● Given request
Search the material below for the string "University" and list each line that holds it.

● Material provided
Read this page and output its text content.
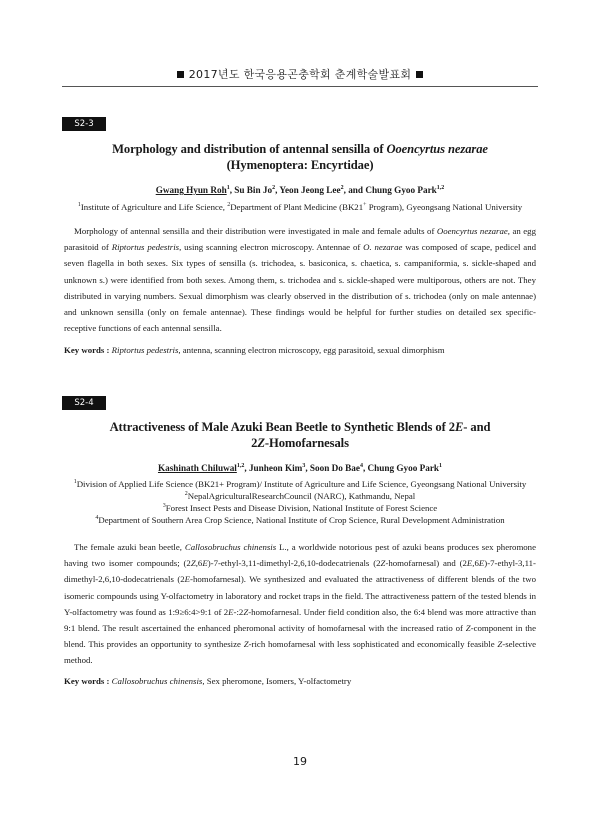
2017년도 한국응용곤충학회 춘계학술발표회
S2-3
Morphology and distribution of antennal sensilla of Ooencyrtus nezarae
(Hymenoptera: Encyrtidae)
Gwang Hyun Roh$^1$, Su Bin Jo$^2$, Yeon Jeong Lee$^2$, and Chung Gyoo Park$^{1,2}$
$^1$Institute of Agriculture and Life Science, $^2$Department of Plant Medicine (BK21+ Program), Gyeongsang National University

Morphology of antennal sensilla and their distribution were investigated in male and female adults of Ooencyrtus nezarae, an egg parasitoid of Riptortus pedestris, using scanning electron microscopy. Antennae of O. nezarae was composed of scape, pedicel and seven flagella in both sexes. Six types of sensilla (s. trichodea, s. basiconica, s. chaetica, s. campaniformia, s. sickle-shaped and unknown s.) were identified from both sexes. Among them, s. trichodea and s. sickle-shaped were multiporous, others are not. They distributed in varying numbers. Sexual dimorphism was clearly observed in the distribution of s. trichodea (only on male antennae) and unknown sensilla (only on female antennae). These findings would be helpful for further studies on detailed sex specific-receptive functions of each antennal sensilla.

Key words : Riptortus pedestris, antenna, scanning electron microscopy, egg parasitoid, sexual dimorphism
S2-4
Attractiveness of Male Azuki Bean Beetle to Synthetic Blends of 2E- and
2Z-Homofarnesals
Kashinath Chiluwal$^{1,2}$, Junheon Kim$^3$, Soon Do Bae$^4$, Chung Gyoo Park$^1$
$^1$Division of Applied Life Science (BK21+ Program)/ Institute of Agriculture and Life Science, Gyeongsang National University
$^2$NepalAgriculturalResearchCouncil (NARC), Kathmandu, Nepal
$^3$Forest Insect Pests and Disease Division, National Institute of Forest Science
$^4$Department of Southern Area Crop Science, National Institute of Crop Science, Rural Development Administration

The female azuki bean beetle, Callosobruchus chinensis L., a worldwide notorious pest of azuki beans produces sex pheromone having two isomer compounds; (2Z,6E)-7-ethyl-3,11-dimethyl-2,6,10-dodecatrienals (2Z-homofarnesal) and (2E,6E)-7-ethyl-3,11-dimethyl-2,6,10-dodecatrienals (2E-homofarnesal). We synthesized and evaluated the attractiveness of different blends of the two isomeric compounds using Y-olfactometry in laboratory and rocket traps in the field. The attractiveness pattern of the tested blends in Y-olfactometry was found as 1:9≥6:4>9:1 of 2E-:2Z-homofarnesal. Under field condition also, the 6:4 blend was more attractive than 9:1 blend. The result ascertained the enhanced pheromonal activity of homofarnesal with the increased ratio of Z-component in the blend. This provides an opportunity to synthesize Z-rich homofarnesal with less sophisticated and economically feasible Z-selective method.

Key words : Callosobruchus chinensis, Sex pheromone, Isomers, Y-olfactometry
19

● Answer in full
$^1$Institute of Agriculture and Life Science, $^2$Department of Plant Medicine (BK21+ Program), Gyeongsang National University
$^1$Division of Applied Life Science (BK21+ Program)/ Institute of Agriculture and Life Science, Gyeongsang National University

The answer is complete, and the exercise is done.